## WORK REQUIRED
Collect each line holding the string "ಮರಣವ".

## EXTRACTED MATERIAL

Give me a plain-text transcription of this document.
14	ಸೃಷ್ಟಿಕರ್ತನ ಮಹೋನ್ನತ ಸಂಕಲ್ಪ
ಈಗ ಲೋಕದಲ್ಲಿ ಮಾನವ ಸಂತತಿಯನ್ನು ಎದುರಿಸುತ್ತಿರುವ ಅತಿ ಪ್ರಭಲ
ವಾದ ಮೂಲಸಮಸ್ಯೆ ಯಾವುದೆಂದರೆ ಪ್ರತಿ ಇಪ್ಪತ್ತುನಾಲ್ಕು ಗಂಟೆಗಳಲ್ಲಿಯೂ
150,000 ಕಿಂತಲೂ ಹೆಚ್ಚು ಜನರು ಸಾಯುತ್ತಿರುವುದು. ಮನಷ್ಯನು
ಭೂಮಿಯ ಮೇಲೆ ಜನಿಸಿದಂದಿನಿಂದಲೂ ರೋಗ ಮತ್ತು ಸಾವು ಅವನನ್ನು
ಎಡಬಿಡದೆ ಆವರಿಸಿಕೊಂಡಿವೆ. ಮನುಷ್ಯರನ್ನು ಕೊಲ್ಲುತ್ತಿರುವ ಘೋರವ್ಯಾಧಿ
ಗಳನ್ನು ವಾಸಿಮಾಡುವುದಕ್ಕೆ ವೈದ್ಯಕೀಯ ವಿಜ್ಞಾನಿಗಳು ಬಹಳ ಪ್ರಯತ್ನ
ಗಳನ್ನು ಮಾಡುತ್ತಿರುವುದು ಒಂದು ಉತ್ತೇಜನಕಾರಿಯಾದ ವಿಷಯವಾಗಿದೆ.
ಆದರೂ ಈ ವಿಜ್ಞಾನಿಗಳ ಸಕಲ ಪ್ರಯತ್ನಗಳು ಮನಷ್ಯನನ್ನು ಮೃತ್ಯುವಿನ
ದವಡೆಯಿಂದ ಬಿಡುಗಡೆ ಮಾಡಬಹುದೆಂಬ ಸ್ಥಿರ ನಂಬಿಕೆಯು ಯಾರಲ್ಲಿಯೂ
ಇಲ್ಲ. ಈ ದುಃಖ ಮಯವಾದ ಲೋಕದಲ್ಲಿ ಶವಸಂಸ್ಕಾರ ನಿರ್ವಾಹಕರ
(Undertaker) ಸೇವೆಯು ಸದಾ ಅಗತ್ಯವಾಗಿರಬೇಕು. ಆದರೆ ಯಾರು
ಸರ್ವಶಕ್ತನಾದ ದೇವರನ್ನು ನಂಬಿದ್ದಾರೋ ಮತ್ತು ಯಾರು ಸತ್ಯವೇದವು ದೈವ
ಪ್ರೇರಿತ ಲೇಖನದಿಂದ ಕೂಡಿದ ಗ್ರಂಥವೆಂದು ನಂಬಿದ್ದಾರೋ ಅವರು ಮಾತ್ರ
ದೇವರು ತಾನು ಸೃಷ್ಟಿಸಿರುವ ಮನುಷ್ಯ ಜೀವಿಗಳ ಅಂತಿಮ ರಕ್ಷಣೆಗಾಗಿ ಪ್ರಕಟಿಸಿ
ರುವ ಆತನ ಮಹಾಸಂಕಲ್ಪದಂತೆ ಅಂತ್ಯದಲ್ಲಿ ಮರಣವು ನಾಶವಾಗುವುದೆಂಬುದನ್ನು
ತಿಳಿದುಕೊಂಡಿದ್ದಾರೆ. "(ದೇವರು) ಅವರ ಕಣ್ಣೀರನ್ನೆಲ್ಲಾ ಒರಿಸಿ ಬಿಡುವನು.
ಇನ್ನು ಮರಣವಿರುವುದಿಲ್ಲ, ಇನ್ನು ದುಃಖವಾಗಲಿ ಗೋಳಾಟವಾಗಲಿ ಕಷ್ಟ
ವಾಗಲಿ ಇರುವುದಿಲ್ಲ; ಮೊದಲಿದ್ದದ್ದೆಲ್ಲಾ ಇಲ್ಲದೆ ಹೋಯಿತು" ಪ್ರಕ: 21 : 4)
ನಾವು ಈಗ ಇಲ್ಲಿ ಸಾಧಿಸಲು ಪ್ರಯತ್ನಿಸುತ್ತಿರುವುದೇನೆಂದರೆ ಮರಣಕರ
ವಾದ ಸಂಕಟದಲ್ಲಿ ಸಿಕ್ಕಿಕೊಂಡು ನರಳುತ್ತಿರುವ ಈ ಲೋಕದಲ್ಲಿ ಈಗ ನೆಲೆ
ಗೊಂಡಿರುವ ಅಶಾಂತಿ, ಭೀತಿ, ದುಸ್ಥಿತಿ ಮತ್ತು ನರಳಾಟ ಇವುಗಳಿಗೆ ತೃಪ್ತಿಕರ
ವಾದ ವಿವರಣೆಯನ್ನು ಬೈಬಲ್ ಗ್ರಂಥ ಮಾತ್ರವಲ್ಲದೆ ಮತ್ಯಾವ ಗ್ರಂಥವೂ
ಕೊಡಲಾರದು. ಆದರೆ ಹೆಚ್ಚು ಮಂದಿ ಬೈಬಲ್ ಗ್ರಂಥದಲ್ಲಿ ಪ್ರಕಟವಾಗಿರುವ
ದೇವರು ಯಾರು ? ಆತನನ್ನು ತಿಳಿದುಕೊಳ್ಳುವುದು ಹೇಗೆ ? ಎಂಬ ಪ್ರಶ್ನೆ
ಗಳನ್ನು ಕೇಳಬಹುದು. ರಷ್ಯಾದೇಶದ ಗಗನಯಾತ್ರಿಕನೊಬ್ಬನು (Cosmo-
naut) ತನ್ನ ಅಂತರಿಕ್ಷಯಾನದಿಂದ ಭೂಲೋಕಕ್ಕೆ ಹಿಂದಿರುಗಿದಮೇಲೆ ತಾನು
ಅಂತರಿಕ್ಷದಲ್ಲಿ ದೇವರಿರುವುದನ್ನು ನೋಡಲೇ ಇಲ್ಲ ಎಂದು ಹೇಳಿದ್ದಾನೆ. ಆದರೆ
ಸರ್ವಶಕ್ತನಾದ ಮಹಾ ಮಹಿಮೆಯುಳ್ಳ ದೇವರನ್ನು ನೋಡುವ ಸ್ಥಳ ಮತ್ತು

## TASK SOLUTION
ರುವ ಆತನ ಮಹಾಸಂಕಲ್ಪದಂತೆ ಅಂತ್ಯದಲ್ಲಿ ಮರಣವು ನಾಶವಾಗುವುದೆಂಬುದನ್ನು
ಇನ್ನು ಮರಣವಿರುವುದಿಲ್ಲ, ಇನ್ನು ದುಃಖವಾಗಲಿ ಗೋಳಾಟವಾಗಲಿ ಕಷ್ಟ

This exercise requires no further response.